- REQUEST
Give only the number of lines that include the string "vides".

Stored entries
## BEGIN

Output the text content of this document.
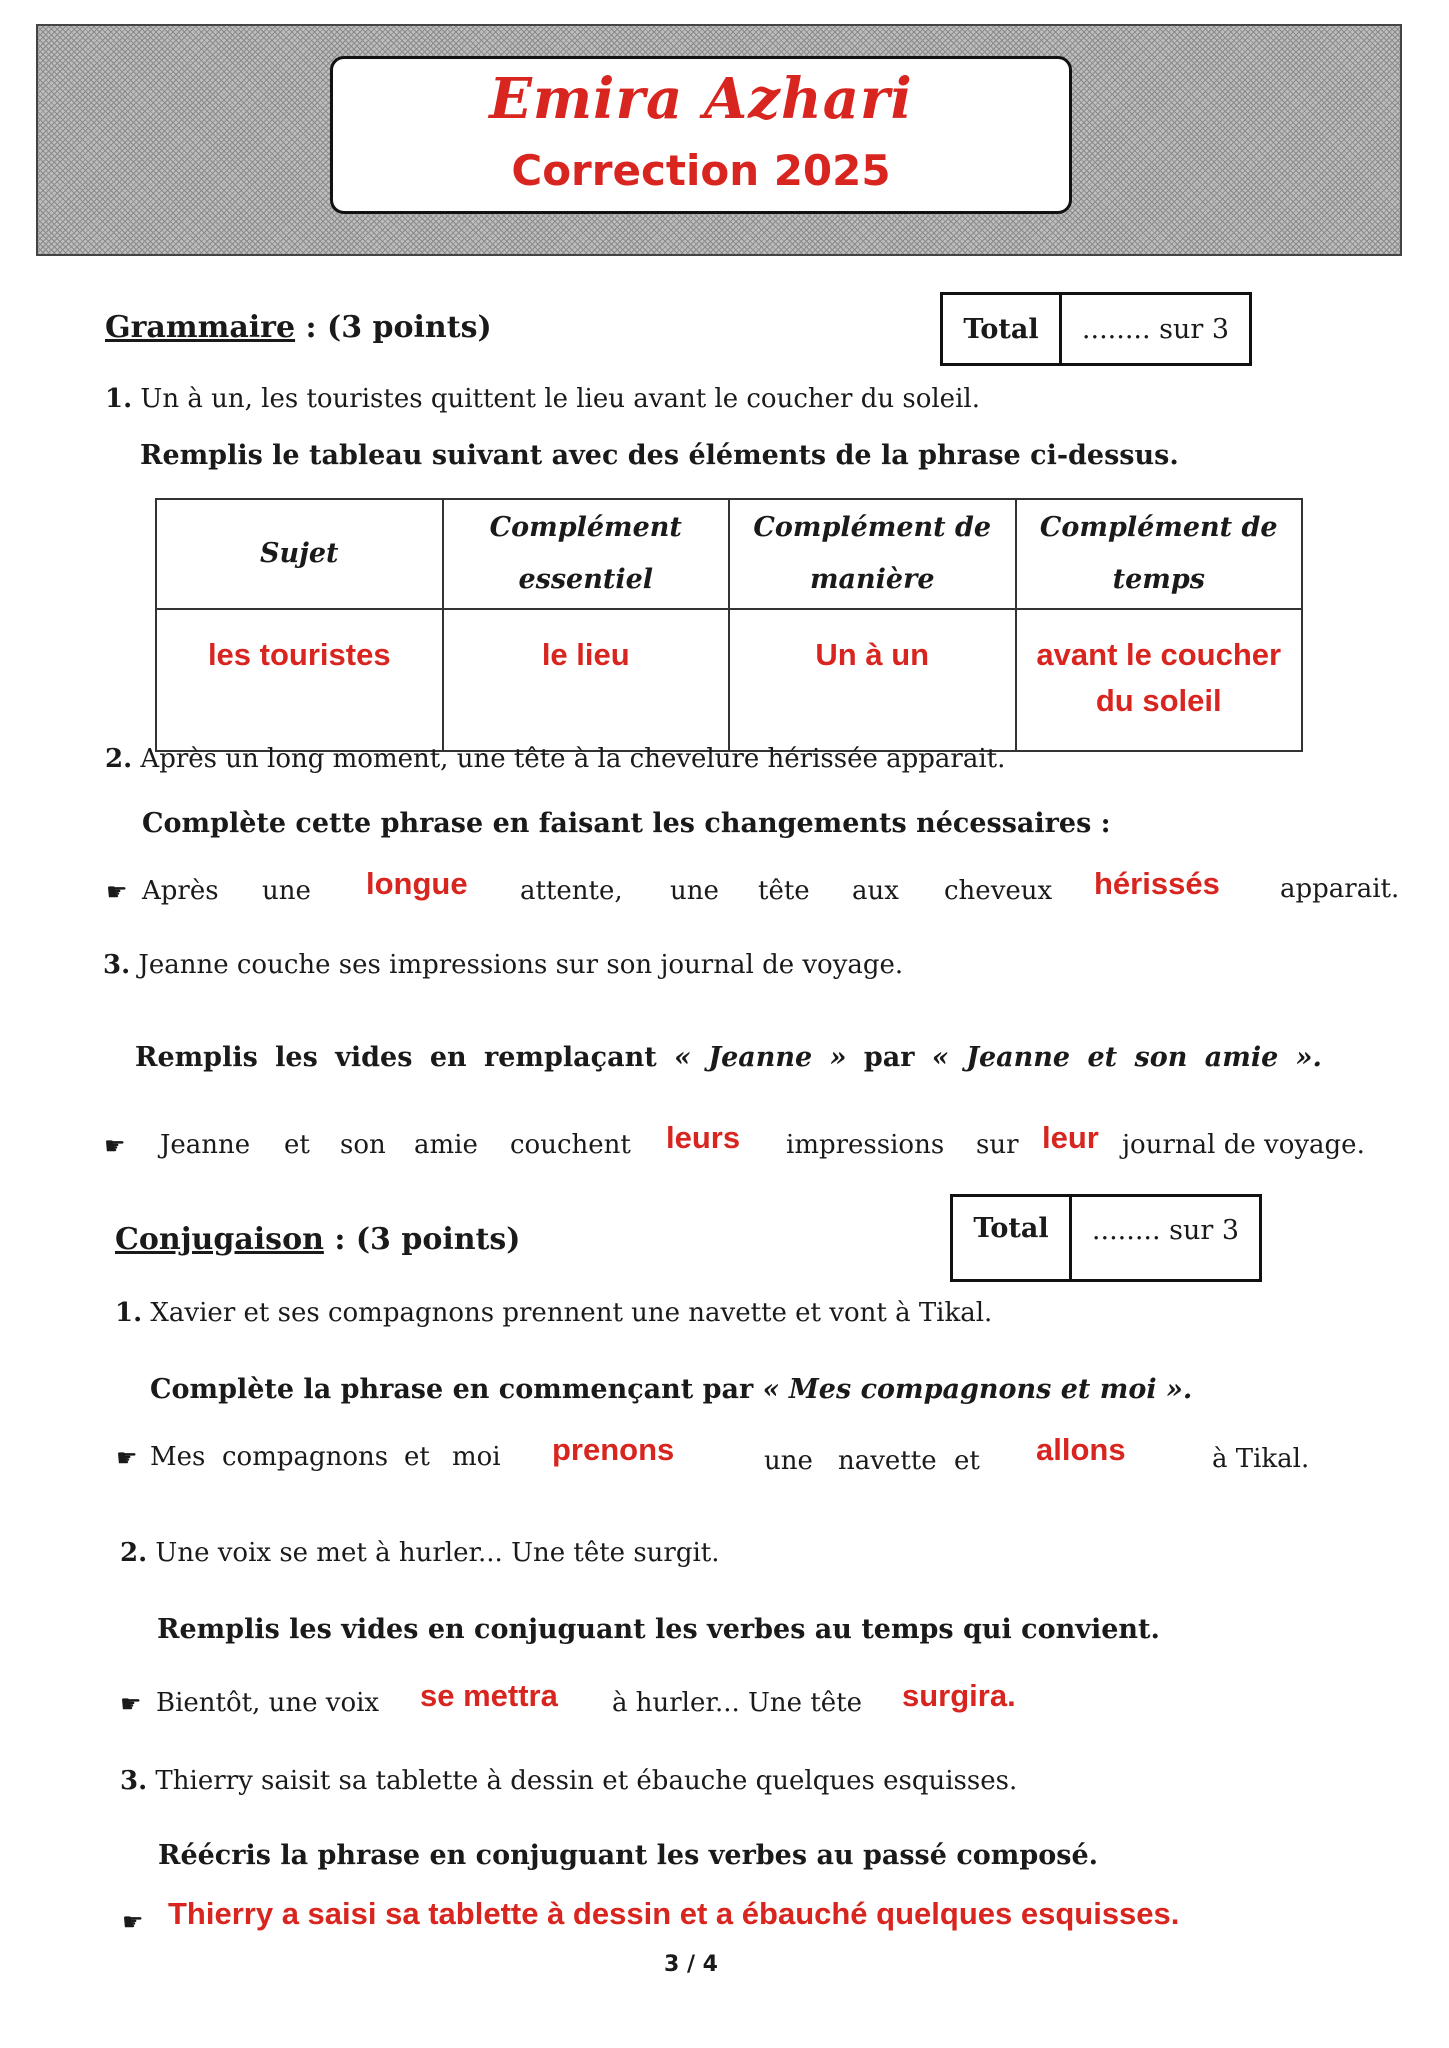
Emira Azhari
Correction 2025
Grammaire : (3 points)	Total	........ sur 3
1. Un à un, les touristes quittent le lieu avant le coucher du soleil.
Remplis le tableau suivant avec des éléments de la phrase ci-dessus.
Sujet	Complément essentiel	Complément de manière	Complément de temps
les touristes	le lieu	Un à un	avant le coucher du soleil
2. Après un long moment, une tête à la chevelure hérissée apparait.
Complète cette phrase en faisant les changements nécessaires :
☛ Après une longue attente, une tête aux cheveux hérissés apparait.
3. Jeanne couche ses impressions sur son journal de voyage.
Remplis les vides en remplaçant « Jeanne » par « Jeanne et son amie ».
☛ Jeanne et son amie couchent leurs impressions sur leur journal de voyage.
Conjugaison : (3 points)	Total	........ sur 3
1. Xavier et ses compagnons prennent une navette et vont à Tikal.
Complète la phrase en commençant par « Mes compagnons et moi ».
☛ Mes compagnons et moi prenons	une navette et allons	à Tikal.
2. Une voix se met à hurler... Une tête surgit.
Remplis les vides en conjuguant les verbes au temps qui convient.
☛ Bientôt, une voix se mettra à hurler... Une tête surgira.
3. Thierry saisit sa tablette à dessin et ébauche quelques esquisses.
Réécris la phrase en conjuguant les verbes au passé composé.
☛ Thierry a saisi sa tablette à dessin et a ébauché quelques esquisses.
3 / 4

## END

- RESULT
2